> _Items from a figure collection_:
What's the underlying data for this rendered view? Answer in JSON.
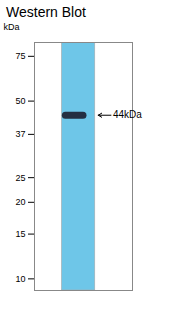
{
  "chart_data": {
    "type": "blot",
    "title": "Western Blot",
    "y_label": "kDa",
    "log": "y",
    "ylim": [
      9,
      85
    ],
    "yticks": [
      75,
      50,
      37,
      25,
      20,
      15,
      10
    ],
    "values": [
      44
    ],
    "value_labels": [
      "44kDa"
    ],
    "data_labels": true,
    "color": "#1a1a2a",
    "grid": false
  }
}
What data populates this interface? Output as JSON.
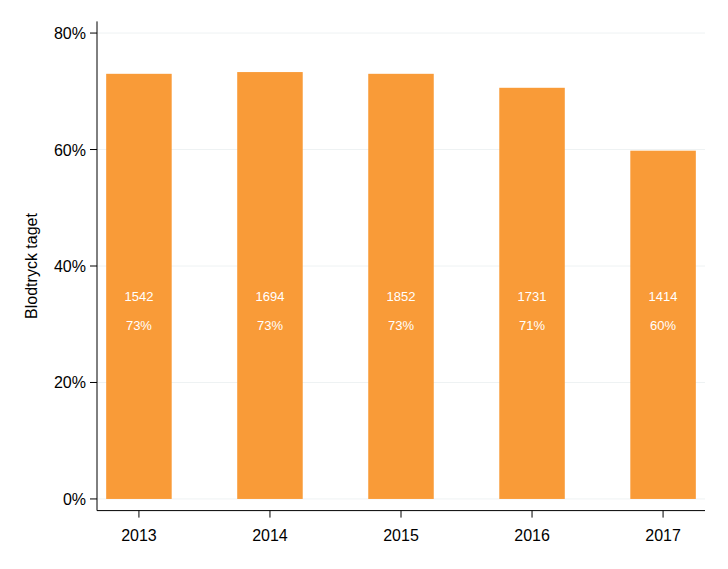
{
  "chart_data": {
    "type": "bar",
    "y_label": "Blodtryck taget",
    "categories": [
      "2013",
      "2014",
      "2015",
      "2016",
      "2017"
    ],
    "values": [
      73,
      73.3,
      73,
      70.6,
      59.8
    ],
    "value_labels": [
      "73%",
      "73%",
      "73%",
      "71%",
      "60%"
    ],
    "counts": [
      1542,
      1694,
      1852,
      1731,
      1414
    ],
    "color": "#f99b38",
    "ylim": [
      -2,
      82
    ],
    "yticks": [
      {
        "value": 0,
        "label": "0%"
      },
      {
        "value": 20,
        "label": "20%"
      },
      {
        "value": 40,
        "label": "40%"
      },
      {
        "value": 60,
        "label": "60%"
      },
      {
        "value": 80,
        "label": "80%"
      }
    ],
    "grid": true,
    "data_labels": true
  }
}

> _What needs to be done_: Quote every line of the records above exactly; no picture is to be copied.

> _Task solution_:
What's the underlying data for this rendered view? Answer in JSON.
{
  "chart_data": {
    "type": "blot",
    "title": "Western Blot",
    "y_label": "kDa",
    "log": "y",
    "ylim": [
      9,
      85
    ],
    "yticks": [
      75,
      50,
      37,
      25,
      20,
      15,
      10
    ],
    "values": [
      44
    ],
    "value_labels": [
      "44kDa"
    ],
    "data_labels": true,
    "color": "#1a1a2a",
    "grid": false
  }
}
What data populates this interface? Output as JSON.
{
  "chart_data": {
    "type": "bar",
    "y_label": "Blodtryck taget",
    "categories": [
      "2013",
      "2014",
      "2015",
      "2016",
      "2017"
    ],
    "values": [
      73,
      73.3,
      73,
      70.6,
      59.8
    ],
    "value_labels": [
      "73%",
      "73%",
      "73%",
      "71%",
      "60%"
    ],
    "counts": [
      1542,
      1694,
      1852,
      1731,
      1414
    ],
    "color": "#f99b38",
    "ylim": [
      -2,
      82
    ],
    "yticks": [
      {
        "value": 0,
        "label": "0%"
      },
      {
        "value": 20,
        "label": "20%"
      },
      {
        "value": 40,
        "label": "40%"
      },
      {
        "value": 60,
        "label": "60%"
      },
      {
        "value": 80,
        "label": "80%"
      }
    ],
    "grid": true,
    "data_labels": true
  }
}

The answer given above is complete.